Exercise description: Every record should be written out exactly, please.

Data lines:
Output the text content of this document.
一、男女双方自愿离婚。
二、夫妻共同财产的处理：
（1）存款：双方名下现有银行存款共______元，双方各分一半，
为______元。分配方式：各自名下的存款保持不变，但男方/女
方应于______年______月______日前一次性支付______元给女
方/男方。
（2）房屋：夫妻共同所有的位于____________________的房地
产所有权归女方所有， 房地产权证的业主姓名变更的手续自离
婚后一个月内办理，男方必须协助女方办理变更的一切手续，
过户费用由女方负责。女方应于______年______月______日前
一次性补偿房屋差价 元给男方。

Final answer:
Output the text content of this document.
一、男女双方自愿离婚。
二、夫妻共同财产的处理：
（1）存款：双方名下现有银行存款共______元，双方各分一半，
为______元。分配方式：各自名下的存款保持不变，但男方/女
方应于______年______月______日前一次性支付______元给女
方/男方。
（2）房屋：夫妻共同所有的位于____________________的房地
产所有权归女方所有， 房地产权证的业主姓名变更的手续自离
婚后一个月内办理，男方必须协助女方办理变更的一切手续，
过户费用由女方负责。女方应于______年______月______日前
一次性补偿房屋差价 元给男方。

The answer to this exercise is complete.